◆ **Data for this exercise**:

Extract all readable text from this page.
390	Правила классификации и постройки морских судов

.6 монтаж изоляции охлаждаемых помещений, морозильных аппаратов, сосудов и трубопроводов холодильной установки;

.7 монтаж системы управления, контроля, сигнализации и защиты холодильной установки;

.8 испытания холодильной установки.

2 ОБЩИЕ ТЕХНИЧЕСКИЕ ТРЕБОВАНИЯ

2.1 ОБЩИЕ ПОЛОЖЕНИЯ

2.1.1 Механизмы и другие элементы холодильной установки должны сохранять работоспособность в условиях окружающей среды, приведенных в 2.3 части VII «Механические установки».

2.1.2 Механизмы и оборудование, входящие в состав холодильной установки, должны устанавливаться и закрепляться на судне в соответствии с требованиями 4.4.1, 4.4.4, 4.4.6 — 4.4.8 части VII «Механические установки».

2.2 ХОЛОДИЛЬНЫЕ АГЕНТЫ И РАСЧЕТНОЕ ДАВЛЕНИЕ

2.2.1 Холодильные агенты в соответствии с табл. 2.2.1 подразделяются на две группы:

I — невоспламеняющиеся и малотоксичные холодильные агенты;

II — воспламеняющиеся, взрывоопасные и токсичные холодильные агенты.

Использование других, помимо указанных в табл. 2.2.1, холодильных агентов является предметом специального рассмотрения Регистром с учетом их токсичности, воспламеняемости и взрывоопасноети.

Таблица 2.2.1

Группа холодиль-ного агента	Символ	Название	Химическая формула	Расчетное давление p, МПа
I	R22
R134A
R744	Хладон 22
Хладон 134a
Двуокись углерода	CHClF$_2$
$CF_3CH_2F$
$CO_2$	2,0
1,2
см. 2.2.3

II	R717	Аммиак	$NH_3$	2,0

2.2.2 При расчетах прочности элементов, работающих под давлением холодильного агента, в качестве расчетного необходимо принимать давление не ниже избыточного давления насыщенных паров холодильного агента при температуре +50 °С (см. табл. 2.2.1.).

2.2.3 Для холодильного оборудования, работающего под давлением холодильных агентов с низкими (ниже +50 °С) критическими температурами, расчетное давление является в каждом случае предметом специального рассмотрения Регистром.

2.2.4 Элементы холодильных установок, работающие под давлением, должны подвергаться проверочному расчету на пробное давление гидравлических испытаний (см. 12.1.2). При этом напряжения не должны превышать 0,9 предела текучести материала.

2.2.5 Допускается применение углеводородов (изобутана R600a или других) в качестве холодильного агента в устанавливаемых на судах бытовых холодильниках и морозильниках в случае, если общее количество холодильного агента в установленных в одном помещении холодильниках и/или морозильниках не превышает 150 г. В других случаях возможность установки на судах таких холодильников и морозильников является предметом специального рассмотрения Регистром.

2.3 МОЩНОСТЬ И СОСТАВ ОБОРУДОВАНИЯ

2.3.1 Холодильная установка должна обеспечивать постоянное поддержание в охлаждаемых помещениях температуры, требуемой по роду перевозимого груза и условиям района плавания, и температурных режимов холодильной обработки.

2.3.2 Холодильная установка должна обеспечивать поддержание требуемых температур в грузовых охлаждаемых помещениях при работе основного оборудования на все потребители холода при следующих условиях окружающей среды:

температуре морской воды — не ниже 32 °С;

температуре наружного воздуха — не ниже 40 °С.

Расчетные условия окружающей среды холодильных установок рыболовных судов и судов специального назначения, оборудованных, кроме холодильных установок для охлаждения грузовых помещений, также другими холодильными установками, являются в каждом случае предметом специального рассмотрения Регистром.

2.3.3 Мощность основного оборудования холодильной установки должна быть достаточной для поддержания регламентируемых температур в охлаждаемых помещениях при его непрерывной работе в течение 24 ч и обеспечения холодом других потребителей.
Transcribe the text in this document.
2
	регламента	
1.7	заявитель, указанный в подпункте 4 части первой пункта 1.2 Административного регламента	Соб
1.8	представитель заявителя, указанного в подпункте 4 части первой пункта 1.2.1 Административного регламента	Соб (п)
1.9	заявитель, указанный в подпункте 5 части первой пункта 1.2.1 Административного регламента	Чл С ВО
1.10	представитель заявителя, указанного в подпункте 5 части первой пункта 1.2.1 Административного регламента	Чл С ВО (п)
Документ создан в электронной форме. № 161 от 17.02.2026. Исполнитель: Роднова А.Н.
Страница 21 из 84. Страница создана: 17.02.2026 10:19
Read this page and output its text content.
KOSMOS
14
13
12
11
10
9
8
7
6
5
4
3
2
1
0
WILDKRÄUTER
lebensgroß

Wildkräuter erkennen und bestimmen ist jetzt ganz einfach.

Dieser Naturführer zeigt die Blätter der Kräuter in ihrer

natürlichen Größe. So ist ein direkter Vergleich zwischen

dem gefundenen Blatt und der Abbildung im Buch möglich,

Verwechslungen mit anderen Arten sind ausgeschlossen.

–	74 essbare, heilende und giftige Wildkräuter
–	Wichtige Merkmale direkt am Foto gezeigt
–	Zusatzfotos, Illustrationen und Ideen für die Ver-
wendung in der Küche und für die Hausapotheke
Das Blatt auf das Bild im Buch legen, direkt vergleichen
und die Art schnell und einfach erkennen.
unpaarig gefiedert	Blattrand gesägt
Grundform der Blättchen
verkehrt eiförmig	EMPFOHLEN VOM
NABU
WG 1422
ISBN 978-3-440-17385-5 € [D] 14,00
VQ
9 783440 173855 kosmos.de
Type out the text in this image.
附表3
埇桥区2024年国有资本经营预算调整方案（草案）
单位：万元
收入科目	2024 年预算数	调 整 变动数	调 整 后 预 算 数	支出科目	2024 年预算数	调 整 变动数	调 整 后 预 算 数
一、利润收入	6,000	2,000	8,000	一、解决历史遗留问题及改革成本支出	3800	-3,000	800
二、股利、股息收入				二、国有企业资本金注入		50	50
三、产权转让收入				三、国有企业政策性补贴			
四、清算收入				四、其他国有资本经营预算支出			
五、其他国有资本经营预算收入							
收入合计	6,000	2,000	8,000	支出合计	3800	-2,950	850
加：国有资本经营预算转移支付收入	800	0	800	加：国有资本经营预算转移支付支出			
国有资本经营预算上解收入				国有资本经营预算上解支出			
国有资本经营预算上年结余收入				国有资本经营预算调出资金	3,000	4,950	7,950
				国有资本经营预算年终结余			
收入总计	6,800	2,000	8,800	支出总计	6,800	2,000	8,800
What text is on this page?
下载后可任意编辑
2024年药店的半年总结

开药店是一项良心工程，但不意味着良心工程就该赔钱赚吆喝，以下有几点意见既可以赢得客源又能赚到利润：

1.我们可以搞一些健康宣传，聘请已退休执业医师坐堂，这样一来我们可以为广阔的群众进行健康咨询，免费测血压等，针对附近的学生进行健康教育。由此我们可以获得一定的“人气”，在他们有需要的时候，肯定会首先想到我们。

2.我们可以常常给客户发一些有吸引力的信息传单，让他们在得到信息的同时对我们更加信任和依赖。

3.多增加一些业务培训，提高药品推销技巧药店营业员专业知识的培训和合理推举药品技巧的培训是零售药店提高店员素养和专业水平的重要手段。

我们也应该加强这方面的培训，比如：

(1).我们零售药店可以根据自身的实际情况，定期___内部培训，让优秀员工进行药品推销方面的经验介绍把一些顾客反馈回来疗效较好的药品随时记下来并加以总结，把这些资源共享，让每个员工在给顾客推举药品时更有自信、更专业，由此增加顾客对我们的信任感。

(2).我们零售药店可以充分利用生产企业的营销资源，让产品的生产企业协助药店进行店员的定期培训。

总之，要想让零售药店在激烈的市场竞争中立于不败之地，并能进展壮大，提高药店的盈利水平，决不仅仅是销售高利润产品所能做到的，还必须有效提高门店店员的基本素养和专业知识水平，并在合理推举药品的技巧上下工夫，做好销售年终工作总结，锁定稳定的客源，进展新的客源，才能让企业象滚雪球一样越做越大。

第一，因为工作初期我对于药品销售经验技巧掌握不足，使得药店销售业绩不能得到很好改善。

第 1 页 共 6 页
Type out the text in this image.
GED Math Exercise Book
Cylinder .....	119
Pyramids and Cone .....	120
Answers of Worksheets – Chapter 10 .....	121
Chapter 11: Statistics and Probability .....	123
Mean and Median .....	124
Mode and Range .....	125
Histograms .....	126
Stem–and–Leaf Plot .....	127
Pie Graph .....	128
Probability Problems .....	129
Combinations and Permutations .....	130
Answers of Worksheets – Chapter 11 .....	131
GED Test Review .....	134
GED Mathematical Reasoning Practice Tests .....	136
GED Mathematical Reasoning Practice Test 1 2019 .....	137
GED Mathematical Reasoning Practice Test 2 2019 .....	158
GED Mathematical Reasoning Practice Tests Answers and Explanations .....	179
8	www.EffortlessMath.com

◆ **Required task**:
From the entries, report each line that includes the word "грузовых".

◆ **Output for this exercise**:
2.3.2 Холодильная установка должна обеспечивать поддержание требуемых температур в грузовых охлаждаемых помещениях при работе основного оборудования на все потребители холода при следующих условиях окружающей среды:
Расчетные условия окружающей среды холодильных установок рыболовных судов и судов специального назначения, оборудованных, кроме холодильных установок для охлаждения грузовых помещений, также другими холодильными установками, являются в каждом случае предметом специального рассмотрения Регистром.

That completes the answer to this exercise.